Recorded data
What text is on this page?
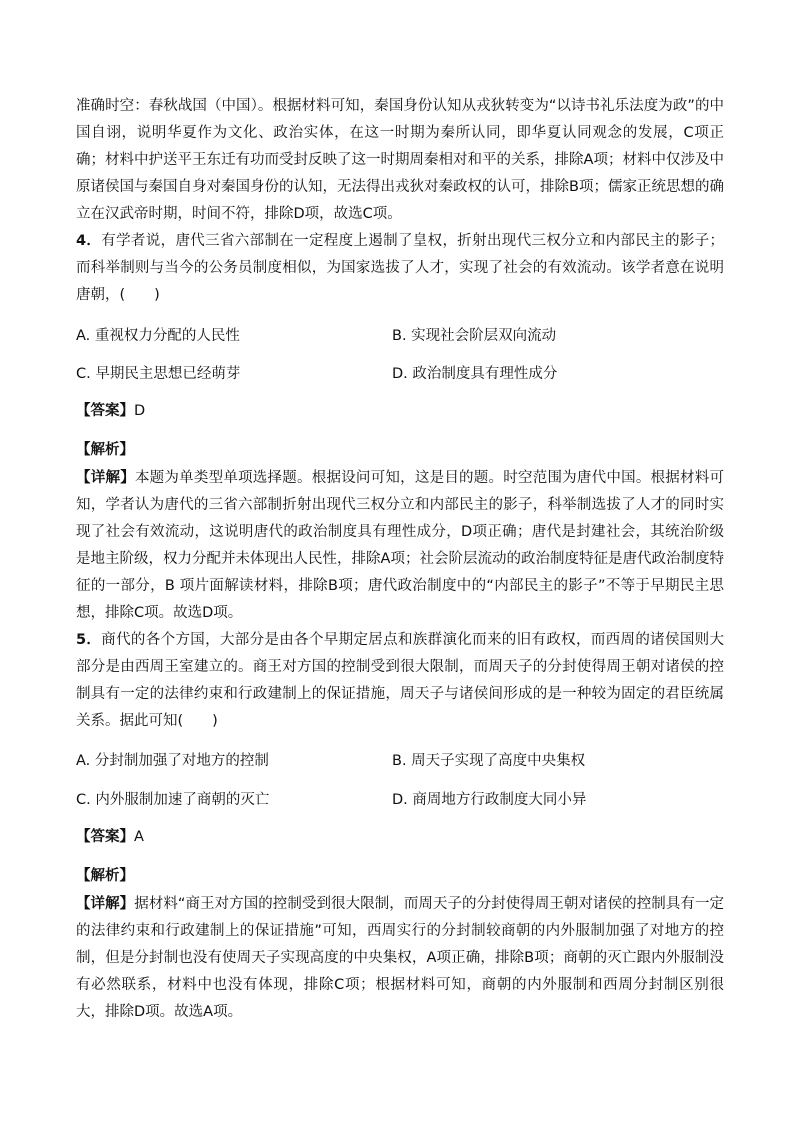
准确时空：春秋战国（中国）。根据材料可知，秦国身份认知从戎狄转变为“以诗书礼乐法度为政”的中国自诩，说明华夏作为文化、政治实体，在这一时期为秦所认同，即华夏认同观念的发展，C项正确；材料中护送平王东迁有功而受封反映了这一时期周秦相对和平的关系，排除A项；材料中仅涉及中原诸侯国与秦国自身对秦国身份的认知，无法得出戎狄对秦政权的认可，排除B项；儒家正统思想的确立在汉武帝时期，时间不符，排除D项，故选C项。

4．有学者说，唐代三省六部制在一定程度上遏制了皇权，折射出现代三权分立和内部民主的影子；而科举制则与当今的公务员制度相似，为国家选拔了人才，实现了社会的有效流动。该学者意在说明唐朝，(　　)

A. 重视权力分配的人民性	B. 实现社会阶层双向流动
C. 早期民主思想已经萌芽	D. 政治制度具有理性成分
【答案】D
【解析】

【详解】本题为单类型单项选择题。根据设问可知，这是目的题。时空范围为唐代中国。根据材料可知，学者认为唐代的三省六部制折射出现代三权分立和内部民主的影子，科举制选拔了人才的同时实现了社会有效流动，这说明唐代的政治制度具有理性成分，D项正确；唐代是封建社会，其统治阶级是地主阶级，权力分配并未体现出人民性，排除A项；社会阶层流动的政治制度特征是唐代政治制度特征的一部分，B 项片面解读材料，排除B项；唐代政治制度中的“内部民主的影子”不等于早期民主思想，排除C项。故选D项。

5．商代的各个方国，大部分是由各个早期定居点和族群演化而来的旧有政权，而西周的诸侯国则大部分是由西周王室建立的。商王对方国的控制受到很大限制，而周天子的分封使得周王朝对诸侯的控制具有一定的法律约束和行政建制上的保证措施，周天子与诸侯间形成的是一种较为固定的君臣统属关系。据此可知(　　)

A. 分封制加强了对地方的控制	B. 周天子实现了高度中央集权
C. 内外服制加速了商朝的灭亡	D. 商周地方行政制度大同小异
【答案】A
【解析】

【详解】据材料“商王对方国的控制受到很大限制，而周天子的分封使得周王朝对诸侯的控制具有一定的法律约束和行政建制上的保证措施”可知，西周实行的分封制较商朝的内外服制加强了对地方的控制，但是分封制也没有使周天子实现高度的中央集权，A项正确，排除B项；商朝的灭亡跟内外服制没有必然联系，材料中也没有体现，排除C项；根据材料可知，商朝的内外服制和西周分封制区别很大，排除D项。故选A项。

• Your instructions:
Copy all the data exactly as written, but skip any picture.

• Answer in full:
What text is on this page?
准确时空：春秋战国（中国）。根据材料可知，秦国身份认知从戎狄转变为“以诗书礼乐法度为政”的中国自诩，说明华夏作为文化、政治实体，在这一时期为秦所认同，即华夏认同观念的发展，C项正确；材料中护送平王东迁有功而受封反映了这一时期周秦相对和平的关系，排除A项；材料中仅涉及中原诸侯国与秦国自身对秦国身份的认知，无法得出戎狄对秦政权的认可，排除B项；儒家正统思想的确立在汉武帝时期，时间不符，排除D项，故选C项。

4．有学者说，唐代三省六部制在一定程度上遏制了皇权，折射出现代三权分立和内部民主的影子；而科举制则与当今的公务员制度相似，为国家选拔了人才，实现了社会的有效流动。该学者意在说明唐朝，(　　)

A. 重视权力分配的人民性	B. 实现社会阶层双向流动
C. 早期民主思想已经萌芽	D. 政治制度具有理性成分
【答案】D
【解析】

【详解】本题为单类型单项选择题。根据设问可知，这是目的题。时空范围为唐代中国。根据材料可知，学者认为唐代的三省六部制折射出现代三权分立和内部民主的影子，科举制选拔了人才的同时实现了社会有效流动，这说明唐代的政治制度具有理性成分，D项正确；唐代是封建社会，其统治阶级是地主阶级，权力分配并未体现出人民性，排除A项；社会阶层流动的政治制度特征是唐代政治制度特征的一部分，B 项片面解读材料，排除B项；唐代政治制度中的“内部民主的影子”不等于早期民主思想，排除C项。故选D项。

5．商代的各个方国，大部分是由各个早期定居点和族群演化而来的旧有政权，而西周的诸侯国则大部分是由西周王室建立的。商王对方国的控制受到很大限制，而周天子的分封使得周王朝对诸侯的控制具有一定的法律约束和行政建制上的保证措施，周天子与诸侯间形成的是一种较为固定的君臣统属关系。据此可知(　　)

A. 分封制加强了对地方的控制	B. 周天子实现了高度中央集权
C. 内外服制加速了商朝的灭亡	D. 商周地方行政制度大同小异
【答案】A
【解析】

【详解】据材料“商王对方国的控制受到很大限制，而周天子的分封使得周王朝对诸侯的控制具有一定的法律约束和行政建制上的保证措施”可知，西周实行的分封制较商朝的内外服制加强了对地方的控制，但是分封制也没有使周天子实现高度的中央集权，A项正确，排除B项；商朝的灭亡跟内外服制没有必然联系，材料中也没有体现，排除C项；根据材料可知，商朝的内外服制和西周分封制区别很大，排除D项。故选A项。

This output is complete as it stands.